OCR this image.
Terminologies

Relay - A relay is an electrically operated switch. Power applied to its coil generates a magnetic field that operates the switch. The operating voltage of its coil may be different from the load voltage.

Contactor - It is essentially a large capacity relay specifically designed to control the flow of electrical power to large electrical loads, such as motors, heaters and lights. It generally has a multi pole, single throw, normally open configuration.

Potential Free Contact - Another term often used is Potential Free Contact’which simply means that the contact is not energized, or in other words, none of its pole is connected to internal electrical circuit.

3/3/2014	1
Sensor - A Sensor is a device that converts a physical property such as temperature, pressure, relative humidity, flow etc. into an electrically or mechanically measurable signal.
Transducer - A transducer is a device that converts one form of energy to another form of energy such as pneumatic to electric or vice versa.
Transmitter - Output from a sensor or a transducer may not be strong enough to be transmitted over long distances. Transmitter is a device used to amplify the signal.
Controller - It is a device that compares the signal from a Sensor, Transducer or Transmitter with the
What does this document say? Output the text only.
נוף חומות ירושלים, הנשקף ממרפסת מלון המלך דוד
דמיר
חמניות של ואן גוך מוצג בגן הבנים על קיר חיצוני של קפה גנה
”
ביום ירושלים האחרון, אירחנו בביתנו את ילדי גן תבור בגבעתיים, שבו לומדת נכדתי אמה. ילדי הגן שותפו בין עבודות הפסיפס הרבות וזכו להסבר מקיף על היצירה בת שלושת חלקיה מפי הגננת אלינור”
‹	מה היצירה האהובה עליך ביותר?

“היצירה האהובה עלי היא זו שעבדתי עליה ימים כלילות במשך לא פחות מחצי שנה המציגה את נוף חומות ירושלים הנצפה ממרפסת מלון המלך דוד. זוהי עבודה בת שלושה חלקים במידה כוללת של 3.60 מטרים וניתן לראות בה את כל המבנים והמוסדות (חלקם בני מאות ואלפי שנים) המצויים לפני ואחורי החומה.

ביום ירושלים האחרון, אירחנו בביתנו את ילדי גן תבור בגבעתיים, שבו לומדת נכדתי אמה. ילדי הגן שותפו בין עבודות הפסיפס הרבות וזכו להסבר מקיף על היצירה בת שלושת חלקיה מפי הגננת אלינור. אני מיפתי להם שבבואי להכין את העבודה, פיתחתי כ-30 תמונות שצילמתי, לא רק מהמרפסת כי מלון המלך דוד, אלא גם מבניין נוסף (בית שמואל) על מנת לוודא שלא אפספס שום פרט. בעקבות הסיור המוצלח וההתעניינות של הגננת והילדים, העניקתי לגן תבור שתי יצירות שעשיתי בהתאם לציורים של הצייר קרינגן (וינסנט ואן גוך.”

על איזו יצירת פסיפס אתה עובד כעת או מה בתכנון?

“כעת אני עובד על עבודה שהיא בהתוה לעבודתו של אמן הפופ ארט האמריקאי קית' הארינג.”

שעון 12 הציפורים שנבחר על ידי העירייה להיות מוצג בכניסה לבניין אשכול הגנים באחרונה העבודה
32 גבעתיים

What is needed |
Give the number of lines in the entries that hold the word "Transmitter", and nothing else.

Solved problem |
2